**TASK:**
From the entries that follow, list every line in which the string "trendA" appears.

**INPUT MATERIAL:**
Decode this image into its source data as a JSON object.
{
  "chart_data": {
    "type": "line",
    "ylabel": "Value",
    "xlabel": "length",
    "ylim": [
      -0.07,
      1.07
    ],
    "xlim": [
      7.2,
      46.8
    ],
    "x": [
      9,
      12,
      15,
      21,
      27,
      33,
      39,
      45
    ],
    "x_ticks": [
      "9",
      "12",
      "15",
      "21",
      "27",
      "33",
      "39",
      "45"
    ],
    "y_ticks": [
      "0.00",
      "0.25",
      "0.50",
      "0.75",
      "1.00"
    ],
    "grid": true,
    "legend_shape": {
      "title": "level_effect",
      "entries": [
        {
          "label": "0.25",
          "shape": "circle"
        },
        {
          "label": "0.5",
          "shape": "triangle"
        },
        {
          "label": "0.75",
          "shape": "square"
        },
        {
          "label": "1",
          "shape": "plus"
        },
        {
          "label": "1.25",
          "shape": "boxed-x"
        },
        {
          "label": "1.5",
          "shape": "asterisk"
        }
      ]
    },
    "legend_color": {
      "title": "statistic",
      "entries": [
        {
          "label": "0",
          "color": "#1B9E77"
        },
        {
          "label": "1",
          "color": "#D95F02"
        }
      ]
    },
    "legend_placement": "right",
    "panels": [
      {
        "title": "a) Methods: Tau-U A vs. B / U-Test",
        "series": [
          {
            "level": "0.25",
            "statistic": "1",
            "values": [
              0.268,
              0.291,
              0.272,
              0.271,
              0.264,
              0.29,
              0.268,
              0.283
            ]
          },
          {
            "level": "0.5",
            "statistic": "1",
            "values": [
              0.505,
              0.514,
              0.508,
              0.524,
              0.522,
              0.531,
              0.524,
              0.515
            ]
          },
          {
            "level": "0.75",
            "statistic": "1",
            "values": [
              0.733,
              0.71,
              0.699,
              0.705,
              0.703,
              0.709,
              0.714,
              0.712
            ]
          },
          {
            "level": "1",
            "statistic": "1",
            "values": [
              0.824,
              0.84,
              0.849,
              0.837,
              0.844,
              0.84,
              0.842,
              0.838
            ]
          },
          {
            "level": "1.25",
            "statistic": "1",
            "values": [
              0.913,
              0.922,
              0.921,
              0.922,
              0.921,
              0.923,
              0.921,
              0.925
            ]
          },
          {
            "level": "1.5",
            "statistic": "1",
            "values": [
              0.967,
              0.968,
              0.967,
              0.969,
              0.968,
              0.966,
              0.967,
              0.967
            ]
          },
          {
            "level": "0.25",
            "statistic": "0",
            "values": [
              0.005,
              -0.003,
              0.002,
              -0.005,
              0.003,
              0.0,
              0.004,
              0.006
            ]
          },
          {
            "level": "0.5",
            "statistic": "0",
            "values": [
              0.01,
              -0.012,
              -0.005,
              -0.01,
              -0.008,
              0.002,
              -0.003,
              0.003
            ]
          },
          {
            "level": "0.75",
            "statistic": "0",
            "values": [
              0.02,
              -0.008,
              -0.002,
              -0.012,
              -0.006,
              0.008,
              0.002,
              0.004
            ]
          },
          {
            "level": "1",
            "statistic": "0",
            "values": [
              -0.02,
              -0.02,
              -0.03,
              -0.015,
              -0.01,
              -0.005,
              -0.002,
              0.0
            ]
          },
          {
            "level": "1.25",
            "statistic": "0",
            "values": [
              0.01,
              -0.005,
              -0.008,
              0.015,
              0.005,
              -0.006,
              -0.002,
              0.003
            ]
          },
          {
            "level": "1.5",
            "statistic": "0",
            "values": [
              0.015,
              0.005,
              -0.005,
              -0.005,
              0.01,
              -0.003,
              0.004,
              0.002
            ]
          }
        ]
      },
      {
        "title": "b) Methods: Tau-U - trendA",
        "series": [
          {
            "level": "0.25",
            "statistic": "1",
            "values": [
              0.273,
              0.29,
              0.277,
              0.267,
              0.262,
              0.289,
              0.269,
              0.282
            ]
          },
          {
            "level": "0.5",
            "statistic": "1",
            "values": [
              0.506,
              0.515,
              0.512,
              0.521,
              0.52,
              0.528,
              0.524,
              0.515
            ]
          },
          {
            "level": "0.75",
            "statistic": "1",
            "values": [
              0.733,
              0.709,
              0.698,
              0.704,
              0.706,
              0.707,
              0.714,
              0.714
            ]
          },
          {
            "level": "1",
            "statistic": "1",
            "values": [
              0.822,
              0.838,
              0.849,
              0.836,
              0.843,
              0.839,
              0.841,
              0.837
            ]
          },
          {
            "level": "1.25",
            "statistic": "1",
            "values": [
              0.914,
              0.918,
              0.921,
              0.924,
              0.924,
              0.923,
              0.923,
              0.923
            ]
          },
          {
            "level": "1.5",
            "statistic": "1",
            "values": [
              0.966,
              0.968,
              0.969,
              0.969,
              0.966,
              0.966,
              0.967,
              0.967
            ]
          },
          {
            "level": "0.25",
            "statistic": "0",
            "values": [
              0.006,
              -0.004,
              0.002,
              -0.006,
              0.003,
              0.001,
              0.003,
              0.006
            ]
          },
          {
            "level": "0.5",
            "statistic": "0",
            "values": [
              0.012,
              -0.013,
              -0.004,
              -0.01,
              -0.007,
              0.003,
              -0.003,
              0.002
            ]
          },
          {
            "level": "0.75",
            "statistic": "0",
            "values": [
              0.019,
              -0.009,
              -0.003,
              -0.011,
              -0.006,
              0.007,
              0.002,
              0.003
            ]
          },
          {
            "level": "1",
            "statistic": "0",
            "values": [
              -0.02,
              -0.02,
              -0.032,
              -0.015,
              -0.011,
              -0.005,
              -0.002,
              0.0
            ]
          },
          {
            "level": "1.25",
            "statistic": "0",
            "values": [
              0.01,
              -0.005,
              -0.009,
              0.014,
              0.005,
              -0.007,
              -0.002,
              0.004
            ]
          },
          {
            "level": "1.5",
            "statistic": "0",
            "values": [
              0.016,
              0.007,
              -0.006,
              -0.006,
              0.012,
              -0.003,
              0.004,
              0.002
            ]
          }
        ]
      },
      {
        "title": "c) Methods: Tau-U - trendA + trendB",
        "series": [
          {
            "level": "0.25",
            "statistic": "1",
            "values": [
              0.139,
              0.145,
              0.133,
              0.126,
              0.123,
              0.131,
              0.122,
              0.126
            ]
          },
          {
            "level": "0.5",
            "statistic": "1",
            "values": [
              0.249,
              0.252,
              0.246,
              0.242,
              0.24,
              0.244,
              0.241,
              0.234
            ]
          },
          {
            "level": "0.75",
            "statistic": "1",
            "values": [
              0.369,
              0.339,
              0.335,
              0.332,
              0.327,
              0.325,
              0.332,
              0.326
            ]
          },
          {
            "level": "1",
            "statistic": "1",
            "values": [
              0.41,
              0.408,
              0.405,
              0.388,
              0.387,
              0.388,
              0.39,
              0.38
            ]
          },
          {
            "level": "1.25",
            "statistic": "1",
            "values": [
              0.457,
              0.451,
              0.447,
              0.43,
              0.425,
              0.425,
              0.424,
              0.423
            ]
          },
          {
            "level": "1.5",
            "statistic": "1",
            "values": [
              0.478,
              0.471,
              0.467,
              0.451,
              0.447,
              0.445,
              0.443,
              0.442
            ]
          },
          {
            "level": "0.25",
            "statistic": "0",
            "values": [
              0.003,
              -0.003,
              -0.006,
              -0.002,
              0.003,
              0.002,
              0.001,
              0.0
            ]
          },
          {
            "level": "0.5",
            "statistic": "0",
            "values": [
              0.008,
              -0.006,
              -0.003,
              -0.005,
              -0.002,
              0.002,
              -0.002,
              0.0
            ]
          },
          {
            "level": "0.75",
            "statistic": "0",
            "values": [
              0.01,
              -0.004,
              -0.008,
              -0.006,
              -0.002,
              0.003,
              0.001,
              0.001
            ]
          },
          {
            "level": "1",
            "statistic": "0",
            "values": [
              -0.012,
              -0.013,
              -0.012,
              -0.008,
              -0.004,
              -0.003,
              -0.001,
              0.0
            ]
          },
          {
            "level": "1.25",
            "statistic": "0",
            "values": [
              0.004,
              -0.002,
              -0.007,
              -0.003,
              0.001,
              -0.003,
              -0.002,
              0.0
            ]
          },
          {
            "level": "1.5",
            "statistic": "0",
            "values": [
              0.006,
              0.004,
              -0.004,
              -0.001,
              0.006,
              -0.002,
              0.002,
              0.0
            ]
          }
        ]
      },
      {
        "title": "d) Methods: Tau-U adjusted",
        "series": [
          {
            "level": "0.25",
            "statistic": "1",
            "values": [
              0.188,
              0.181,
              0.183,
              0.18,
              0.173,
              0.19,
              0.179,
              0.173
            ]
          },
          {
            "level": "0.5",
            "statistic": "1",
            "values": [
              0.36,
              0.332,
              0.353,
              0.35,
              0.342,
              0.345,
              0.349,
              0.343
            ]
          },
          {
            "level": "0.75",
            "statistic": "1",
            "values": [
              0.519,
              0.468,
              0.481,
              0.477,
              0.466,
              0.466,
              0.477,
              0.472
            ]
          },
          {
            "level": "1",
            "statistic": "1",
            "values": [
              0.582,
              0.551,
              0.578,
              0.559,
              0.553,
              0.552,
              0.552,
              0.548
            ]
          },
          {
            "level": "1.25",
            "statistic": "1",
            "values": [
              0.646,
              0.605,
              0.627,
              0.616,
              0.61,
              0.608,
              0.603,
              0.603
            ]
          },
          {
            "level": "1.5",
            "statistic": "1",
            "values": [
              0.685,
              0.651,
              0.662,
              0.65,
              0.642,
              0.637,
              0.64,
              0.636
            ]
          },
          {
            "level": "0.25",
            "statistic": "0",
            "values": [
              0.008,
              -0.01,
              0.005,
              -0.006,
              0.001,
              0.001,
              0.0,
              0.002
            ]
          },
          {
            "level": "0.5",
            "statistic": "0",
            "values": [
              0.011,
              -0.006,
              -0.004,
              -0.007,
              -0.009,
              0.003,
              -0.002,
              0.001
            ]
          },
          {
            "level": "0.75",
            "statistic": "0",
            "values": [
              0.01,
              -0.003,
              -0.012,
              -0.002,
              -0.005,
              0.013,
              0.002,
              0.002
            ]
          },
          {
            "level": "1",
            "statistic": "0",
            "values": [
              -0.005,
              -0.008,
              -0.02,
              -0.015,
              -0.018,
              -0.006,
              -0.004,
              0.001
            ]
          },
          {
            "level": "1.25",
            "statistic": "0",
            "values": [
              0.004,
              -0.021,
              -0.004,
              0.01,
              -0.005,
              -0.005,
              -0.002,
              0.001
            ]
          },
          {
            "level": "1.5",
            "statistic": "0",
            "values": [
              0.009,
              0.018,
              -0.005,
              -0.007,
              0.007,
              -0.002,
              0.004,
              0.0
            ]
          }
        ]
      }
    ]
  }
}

**EXERCISE RESPONSE:**
        "title": "b) Methods: Tau-U - trendA",
        "title": "c) Methods: Tau-U - trendA + trendB",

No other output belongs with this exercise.